▶ _Given entries_
———

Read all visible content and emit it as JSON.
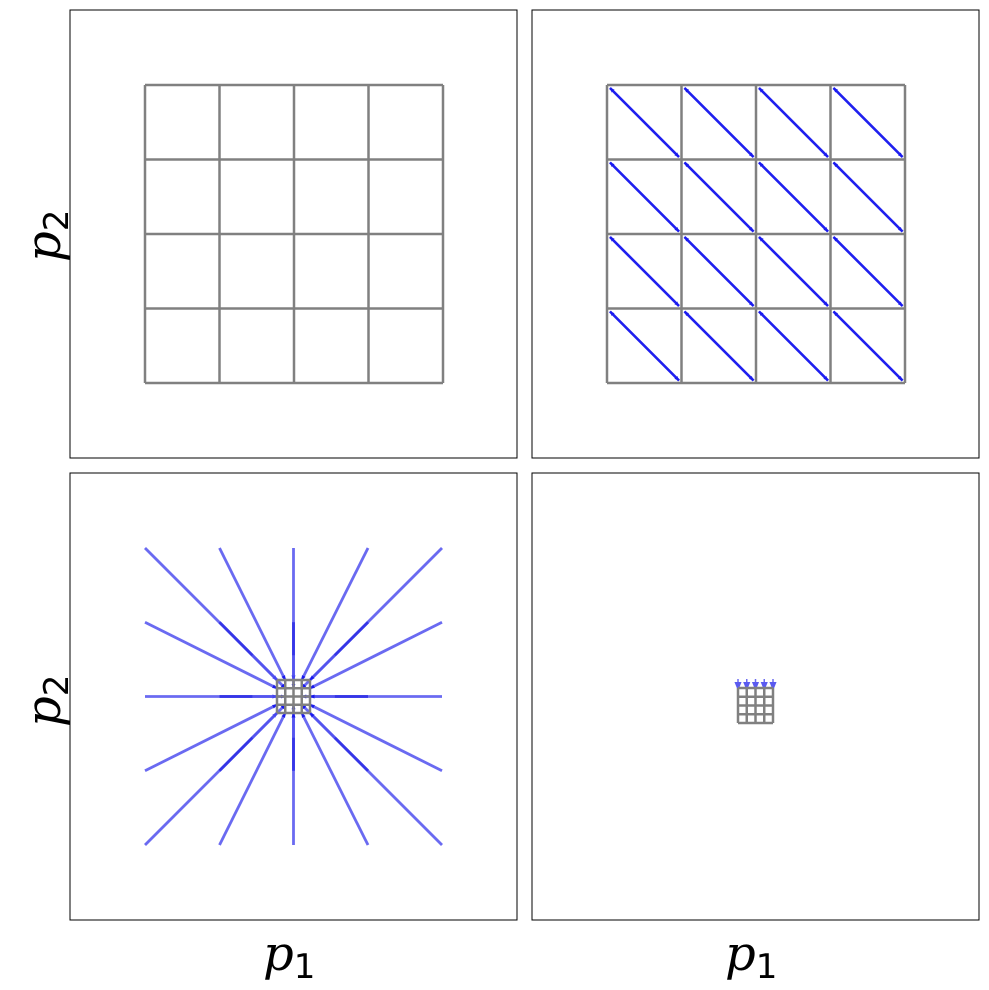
{
  "labels": {
    "y_sym": "p",
    "y_sub": "2",
    "x_sym": "p",
    "x_sub": "1"
  },
  "colors": {
    "grid": "#808080",
    "arrow": "#1a1aee",
    "arrow_faded": "#6868f0",
    "frame": "#000000"
  },
  "panels": [
    {
      "name": "panel-original-grid",
      "transform": "none"
    },
    {
      "name": "panel-shear-flow",
      "transform": "diagonal-displacement"
    },
    {
      "name": "panel-contraction",
      "transform": "radial-contraction"
    },
    {
      "name": "panel-collapsed",
      "transform": "collapse-to-small-grid"
    }
  ]
}
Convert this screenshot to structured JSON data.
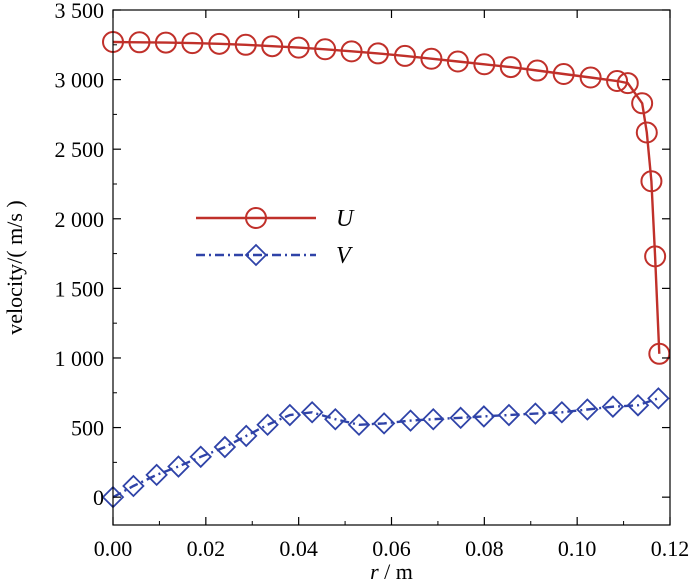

———

▶ _What you have to do_
Exclude the pictures and transcribe all of the entries exactly.

▶ _Final answer_
Read all visible content and emit it as JSON.
{
  "labels": {
    "y_sym": "p",
    "y_sub": "2",
    "x_sym": "p",
    "x_sub": "1"
  },
  "colors": {
    "grid": "#808080",
    "arrow": "#1a1aee",
    "arrow_faded": "#6868f0",
    "frame": "#000000"
  },
  "panels": [
    {
      "name": "panel-original-grid",
      "transform": "none"
    },
    {
      "name": "panel-shear-flow",
      "transform": "diagonal-displacement"
    },
    {
      "name": "panel-contraction",
      "transform": "radial-contraction"
    },
    {
      "name": "panel-collapsed",
      "transform": "collapse-to-small-grid"
    }
  ]
}
Convert this screenshot to structured JSON data.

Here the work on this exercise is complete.